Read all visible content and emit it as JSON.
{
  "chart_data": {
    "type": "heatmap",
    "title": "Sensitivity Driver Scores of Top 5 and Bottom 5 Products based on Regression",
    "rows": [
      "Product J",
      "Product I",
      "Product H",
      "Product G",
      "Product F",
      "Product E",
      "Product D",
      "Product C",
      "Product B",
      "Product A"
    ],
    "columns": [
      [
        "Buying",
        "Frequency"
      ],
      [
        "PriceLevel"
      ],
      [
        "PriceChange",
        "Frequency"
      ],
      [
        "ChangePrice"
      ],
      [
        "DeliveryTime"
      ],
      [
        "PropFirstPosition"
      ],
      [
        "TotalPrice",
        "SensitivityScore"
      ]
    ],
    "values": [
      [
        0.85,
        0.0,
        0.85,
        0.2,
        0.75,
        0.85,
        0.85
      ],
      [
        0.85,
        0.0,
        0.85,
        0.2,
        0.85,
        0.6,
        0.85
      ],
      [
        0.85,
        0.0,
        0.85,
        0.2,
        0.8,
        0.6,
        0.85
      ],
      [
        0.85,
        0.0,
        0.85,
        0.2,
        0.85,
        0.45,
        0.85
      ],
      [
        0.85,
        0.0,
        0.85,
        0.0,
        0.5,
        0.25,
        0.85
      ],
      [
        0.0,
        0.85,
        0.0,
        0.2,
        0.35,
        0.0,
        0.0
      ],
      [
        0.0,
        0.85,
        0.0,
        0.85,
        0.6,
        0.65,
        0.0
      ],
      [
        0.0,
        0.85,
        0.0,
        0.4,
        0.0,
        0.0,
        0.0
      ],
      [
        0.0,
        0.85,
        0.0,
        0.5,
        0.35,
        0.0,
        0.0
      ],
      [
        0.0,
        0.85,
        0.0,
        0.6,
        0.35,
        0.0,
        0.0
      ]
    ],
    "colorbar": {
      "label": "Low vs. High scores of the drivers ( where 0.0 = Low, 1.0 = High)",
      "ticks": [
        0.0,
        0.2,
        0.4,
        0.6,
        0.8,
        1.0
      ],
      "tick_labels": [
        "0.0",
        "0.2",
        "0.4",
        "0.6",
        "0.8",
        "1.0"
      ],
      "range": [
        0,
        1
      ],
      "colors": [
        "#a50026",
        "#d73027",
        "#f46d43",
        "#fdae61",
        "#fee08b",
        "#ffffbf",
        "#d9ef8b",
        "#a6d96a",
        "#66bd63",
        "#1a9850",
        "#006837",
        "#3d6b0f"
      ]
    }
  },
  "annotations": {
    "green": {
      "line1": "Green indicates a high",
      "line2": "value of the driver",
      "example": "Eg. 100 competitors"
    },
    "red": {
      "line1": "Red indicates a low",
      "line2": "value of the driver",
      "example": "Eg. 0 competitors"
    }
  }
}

### Exercise instructions
Using the listing, copy every line where the word "example" shows up.

### Result of this exercise
      "example": "Eg. 100 competitors"
      "example": "Eg. 0 competitors"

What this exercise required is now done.